## PROBLEM DESCRIPTION
Bring together all lines of the material below that contain the string "JSON".

## DATA FOR THE TASK
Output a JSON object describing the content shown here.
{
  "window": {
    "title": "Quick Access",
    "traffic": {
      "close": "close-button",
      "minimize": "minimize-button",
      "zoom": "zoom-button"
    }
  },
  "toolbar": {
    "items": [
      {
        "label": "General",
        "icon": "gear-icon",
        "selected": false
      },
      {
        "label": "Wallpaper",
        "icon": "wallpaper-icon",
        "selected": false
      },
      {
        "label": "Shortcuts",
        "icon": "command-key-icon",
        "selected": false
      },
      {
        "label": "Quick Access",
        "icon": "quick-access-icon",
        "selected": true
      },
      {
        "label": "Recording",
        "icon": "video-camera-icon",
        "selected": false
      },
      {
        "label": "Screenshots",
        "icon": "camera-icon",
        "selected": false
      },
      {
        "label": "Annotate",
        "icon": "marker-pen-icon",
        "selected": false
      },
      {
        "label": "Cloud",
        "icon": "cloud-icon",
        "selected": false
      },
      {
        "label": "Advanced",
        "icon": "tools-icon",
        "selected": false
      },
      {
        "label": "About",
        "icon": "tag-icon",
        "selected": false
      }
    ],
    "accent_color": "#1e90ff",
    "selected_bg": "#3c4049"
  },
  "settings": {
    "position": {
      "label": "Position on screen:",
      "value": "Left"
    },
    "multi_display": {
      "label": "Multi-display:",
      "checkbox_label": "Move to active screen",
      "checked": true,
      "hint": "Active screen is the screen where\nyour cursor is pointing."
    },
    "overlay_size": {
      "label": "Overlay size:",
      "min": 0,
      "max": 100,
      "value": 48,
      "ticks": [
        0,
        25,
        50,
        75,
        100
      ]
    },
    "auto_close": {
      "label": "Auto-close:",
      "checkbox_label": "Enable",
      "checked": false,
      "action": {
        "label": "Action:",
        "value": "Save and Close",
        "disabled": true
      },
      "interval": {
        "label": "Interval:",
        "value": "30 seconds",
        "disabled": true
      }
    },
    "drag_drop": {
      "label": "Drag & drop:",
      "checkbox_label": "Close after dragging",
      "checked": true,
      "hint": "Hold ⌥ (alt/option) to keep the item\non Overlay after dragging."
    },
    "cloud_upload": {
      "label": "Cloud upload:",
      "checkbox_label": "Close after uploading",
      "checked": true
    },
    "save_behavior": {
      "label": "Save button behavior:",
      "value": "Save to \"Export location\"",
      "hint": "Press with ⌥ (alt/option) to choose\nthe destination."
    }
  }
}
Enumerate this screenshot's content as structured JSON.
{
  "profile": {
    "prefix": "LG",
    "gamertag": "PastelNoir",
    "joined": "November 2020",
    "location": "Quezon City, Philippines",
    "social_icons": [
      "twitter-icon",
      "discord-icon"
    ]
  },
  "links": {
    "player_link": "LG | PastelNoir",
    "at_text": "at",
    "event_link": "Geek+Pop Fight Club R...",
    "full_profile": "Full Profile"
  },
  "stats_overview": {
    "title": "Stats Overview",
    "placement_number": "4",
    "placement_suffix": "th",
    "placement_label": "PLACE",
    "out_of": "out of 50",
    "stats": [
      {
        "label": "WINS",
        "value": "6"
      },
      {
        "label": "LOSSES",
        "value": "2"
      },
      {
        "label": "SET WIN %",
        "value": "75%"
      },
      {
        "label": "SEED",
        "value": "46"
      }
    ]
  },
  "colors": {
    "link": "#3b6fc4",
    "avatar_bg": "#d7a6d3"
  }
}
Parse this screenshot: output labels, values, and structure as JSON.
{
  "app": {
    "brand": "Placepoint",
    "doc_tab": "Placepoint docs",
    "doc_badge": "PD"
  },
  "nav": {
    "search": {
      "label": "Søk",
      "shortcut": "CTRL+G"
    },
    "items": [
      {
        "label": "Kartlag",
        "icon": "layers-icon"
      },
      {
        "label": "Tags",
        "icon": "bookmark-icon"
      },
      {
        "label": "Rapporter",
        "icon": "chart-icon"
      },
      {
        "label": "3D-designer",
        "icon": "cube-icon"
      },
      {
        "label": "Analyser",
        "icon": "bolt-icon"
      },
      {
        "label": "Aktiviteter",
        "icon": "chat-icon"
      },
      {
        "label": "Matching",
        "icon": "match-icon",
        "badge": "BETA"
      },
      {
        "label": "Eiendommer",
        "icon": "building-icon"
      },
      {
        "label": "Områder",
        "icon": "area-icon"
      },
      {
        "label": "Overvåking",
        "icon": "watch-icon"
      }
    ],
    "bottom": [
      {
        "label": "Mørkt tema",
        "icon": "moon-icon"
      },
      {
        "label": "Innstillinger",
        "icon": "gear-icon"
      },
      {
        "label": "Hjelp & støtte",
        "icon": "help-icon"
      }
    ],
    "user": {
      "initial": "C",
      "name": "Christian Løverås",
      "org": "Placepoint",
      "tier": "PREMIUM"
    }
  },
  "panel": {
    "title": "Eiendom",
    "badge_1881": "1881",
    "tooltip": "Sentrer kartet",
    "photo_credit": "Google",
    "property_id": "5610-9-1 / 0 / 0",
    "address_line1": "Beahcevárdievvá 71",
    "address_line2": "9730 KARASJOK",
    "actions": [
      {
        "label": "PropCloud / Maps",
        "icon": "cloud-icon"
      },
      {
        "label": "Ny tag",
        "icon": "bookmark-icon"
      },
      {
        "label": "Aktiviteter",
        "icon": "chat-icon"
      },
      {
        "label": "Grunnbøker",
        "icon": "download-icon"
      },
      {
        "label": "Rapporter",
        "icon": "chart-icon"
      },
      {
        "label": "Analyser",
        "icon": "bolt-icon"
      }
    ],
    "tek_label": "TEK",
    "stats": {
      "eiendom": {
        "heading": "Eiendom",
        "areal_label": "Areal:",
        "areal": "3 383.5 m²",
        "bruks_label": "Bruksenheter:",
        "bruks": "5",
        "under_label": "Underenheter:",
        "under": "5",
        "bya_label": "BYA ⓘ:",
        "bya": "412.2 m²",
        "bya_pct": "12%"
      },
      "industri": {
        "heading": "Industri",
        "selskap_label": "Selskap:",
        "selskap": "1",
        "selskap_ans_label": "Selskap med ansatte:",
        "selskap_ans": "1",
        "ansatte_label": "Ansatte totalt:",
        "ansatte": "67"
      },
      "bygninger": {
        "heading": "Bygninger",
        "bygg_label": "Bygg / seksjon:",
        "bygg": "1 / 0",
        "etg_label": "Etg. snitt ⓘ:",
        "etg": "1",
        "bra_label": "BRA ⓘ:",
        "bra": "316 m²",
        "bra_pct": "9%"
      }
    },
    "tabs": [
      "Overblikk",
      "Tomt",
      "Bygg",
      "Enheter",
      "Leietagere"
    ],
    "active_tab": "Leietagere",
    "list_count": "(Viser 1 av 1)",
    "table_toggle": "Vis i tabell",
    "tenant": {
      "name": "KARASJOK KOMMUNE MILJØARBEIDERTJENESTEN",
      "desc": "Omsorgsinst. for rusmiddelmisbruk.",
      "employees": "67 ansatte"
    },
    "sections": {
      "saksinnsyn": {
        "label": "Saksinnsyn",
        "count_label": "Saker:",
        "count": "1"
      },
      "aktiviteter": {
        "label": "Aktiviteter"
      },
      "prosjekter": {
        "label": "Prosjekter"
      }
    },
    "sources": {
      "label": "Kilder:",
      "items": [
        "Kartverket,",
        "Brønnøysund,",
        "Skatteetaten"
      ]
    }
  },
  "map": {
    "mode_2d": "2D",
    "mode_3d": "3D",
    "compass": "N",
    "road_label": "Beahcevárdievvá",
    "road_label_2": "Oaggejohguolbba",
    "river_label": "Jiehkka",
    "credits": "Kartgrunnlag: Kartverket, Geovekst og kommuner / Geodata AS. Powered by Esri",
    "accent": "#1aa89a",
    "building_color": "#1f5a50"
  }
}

## RESPONSE
Output a JSON object describing the content shown here.
Enumerate this screenshot's content as structured JSON.
Parse this screenshot: output labels, values, and structure as JSON.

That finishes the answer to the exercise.